** Start of Extracted information **
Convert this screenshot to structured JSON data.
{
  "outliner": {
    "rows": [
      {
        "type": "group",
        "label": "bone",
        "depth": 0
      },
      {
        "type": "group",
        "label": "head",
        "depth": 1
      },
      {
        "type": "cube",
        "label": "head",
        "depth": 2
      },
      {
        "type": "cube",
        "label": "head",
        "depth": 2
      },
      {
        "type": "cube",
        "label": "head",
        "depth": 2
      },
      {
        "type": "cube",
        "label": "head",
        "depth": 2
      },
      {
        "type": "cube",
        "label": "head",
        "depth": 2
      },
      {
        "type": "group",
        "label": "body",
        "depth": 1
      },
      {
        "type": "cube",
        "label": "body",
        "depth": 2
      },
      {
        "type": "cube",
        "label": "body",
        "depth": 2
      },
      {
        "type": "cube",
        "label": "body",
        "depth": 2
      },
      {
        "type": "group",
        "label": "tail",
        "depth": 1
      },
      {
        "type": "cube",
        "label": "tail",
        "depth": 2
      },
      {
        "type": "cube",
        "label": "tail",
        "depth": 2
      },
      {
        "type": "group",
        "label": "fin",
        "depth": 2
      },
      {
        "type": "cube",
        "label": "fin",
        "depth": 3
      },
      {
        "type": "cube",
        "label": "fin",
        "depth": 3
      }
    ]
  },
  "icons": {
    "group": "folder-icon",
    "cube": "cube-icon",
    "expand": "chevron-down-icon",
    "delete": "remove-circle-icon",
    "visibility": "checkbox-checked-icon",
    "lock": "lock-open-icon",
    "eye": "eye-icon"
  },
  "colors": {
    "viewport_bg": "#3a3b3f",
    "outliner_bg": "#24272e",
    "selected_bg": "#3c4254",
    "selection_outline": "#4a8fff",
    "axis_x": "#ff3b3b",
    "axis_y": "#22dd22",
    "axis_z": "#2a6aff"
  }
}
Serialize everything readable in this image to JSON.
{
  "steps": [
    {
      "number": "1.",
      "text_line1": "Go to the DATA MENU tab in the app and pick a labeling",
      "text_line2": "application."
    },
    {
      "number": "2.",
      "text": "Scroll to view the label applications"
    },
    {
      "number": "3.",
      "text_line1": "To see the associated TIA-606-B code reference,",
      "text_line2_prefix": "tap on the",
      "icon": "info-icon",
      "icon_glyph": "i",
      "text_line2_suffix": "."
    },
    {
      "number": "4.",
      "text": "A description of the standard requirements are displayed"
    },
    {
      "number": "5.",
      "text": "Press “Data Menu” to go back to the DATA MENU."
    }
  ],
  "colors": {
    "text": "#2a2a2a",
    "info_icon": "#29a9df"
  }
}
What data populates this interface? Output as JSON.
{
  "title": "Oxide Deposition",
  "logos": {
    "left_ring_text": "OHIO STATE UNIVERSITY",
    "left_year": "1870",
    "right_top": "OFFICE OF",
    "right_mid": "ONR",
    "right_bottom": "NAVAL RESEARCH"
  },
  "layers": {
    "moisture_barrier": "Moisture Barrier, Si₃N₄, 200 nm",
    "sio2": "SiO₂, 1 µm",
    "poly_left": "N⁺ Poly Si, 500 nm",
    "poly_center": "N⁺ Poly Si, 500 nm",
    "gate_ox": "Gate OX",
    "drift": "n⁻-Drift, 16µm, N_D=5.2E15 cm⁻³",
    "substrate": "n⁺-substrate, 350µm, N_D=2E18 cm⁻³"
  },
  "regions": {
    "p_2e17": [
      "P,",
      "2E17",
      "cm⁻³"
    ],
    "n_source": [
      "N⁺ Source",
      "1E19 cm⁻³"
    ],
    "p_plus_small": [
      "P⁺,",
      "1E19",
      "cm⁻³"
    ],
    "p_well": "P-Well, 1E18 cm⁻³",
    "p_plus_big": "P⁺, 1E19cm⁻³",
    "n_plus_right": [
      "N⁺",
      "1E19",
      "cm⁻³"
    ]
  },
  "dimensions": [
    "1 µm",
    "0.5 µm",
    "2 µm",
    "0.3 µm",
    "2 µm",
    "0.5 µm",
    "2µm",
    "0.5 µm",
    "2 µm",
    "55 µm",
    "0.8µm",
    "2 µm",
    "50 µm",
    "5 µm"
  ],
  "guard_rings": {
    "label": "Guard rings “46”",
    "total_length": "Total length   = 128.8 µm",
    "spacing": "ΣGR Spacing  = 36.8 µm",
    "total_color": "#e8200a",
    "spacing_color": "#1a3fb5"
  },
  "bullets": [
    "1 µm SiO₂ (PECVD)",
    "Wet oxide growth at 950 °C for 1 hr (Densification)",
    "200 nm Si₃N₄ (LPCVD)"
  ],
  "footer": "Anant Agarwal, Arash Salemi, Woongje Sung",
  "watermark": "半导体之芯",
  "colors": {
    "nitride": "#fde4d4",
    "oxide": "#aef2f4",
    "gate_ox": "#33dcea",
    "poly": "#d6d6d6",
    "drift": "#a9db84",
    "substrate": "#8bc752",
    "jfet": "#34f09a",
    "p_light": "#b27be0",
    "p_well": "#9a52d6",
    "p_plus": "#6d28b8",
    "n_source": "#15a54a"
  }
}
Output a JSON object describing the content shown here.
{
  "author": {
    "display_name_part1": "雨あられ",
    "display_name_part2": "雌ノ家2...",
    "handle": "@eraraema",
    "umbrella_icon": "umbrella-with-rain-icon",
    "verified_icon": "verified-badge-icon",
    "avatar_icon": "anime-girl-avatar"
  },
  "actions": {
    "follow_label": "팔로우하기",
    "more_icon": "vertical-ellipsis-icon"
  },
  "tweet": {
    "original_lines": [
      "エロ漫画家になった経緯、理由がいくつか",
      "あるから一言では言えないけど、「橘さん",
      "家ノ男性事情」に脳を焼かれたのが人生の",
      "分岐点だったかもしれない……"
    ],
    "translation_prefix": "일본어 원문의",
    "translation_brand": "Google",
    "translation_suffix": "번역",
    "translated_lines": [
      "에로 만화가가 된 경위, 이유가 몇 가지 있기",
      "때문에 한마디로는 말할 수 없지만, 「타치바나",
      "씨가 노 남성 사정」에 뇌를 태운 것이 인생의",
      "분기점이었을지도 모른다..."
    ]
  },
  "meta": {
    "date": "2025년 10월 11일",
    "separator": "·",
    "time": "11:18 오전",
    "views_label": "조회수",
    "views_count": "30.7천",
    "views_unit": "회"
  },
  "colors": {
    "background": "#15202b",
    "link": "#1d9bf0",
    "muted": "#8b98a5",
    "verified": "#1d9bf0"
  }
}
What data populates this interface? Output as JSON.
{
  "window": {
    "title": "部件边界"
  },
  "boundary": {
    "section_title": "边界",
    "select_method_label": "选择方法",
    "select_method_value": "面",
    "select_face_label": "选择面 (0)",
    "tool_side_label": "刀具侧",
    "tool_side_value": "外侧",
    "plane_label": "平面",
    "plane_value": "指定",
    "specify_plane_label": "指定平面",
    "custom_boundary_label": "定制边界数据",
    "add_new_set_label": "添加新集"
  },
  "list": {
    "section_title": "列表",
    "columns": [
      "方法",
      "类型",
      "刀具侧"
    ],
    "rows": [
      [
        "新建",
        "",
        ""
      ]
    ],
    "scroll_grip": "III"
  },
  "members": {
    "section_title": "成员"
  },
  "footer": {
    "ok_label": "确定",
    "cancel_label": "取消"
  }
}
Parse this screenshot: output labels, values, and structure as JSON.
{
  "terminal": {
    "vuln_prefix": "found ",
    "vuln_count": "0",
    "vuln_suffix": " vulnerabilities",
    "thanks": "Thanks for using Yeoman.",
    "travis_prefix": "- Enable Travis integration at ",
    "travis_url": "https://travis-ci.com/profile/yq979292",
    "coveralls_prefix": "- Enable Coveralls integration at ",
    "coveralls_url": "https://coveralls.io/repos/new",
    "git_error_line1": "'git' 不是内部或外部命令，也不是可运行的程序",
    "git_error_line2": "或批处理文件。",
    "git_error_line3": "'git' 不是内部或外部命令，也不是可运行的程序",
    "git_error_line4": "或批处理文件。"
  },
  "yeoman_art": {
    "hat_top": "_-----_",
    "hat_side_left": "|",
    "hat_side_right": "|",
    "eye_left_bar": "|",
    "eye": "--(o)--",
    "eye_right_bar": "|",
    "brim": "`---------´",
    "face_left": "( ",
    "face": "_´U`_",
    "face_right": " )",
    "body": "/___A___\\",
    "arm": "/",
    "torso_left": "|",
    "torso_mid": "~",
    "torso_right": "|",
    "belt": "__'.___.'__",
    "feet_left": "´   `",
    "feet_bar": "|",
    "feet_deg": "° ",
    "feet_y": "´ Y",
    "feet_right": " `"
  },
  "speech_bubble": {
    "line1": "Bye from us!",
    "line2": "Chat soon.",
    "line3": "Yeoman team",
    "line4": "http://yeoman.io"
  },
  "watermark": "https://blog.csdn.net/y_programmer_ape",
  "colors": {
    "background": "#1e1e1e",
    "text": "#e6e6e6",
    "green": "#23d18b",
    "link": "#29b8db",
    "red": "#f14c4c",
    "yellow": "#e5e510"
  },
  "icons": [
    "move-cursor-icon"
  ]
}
** End of Extracted information **
● What this task involves
Track down every line with the word "number" and copy it.

● Complete response
      "number": "1.",
      "number": "2.",
      "number": "3.",
      "number": "4.",
      "number": "5.",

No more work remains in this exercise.